_MATERIAL SUPPLIED_
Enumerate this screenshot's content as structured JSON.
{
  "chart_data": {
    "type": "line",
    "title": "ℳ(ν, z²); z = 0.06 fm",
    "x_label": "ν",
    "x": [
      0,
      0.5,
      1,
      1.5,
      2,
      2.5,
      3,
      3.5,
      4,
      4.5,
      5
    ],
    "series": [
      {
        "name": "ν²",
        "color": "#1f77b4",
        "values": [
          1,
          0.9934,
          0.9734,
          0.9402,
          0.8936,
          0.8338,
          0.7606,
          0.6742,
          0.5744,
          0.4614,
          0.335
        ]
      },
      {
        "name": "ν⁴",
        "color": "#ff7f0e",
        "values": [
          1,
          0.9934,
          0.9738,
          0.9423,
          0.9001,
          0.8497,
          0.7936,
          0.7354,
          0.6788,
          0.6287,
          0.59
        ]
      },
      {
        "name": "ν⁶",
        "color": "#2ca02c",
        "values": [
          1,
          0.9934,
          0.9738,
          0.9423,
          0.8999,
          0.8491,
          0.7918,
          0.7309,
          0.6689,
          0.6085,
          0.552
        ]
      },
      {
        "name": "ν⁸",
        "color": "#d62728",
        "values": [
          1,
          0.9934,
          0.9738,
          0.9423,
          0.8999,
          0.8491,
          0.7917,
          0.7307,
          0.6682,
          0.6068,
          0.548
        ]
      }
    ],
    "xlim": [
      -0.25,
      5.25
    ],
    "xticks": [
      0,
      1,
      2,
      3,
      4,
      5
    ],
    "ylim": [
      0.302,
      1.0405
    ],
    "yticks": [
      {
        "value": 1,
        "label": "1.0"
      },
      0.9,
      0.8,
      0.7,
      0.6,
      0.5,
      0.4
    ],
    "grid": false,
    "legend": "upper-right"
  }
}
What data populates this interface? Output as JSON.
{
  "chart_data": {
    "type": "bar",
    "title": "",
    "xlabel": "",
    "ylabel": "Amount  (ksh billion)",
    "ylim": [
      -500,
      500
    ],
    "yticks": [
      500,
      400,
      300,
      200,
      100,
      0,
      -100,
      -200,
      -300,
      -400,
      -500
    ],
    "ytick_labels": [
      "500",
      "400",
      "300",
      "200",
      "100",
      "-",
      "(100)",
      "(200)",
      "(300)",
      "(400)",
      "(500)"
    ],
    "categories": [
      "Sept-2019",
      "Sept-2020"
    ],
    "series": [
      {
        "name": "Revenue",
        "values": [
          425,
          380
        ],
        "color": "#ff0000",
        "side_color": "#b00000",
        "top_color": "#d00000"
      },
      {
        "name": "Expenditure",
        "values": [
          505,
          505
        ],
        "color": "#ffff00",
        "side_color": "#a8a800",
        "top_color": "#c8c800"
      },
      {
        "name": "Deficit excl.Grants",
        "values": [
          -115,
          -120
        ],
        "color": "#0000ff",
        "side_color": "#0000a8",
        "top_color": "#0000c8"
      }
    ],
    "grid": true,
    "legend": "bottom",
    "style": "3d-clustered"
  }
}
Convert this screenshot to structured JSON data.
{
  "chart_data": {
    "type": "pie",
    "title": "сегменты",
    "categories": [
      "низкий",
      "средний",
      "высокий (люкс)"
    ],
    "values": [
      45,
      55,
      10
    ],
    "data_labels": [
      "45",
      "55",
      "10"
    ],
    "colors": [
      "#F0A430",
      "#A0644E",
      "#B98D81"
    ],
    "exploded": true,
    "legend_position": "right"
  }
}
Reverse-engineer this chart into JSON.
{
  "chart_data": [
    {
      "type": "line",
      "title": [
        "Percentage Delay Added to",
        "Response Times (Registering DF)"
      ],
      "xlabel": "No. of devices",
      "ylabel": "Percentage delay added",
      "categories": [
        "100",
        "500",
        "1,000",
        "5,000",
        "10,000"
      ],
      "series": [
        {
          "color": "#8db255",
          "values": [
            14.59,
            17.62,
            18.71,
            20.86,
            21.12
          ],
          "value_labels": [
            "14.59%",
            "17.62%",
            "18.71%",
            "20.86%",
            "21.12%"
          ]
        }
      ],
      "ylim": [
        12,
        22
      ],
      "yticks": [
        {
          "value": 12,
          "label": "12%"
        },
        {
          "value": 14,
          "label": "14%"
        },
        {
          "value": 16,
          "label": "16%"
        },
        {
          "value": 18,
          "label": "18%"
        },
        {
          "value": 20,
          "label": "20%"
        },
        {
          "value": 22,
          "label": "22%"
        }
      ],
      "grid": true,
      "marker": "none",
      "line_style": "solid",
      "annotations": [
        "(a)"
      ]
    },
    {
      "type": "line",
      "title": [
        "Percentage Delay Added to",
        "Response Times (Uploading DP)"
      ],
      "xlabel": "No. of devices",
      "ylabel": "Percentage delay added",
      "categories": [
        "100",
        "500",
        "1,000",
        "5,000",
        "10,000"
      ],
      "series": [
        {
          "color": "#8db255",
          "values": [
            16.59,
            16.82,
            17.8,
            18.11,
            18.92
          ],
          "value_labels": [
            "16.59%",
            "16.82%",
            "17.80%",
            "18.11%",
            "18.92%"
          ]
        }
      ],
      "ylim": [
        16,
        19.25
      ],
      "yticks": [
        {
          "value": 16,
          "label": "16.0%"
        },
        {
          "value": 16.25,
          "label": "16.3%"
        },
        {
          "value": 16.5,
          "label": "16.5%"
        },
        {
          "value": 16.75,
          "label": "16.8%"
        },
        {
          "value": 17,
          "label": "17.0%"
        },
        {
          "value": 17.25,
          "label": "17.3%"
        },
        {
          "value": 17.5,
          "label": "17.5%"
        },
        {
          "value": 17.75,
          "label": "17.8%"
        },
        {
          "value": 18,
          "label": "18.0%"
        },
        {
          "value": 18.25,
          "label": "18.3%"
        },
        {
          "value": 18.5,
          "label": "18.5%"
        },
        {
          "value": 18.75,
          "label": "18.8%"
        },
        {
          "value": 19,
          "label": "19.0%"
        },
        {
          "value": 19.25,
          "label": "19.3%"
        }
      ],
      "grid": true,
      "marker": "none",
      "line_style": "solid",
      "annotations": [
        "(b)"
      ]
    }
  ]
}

_PROBLEM REQUIREMENTS_
Copy each line of the listing that contains the string "structured".

_SOLUTION TO THIS EXERCISE_
Enumerate this screenshot's content as structured JSON.
Convert this screenshot to structured JSON data.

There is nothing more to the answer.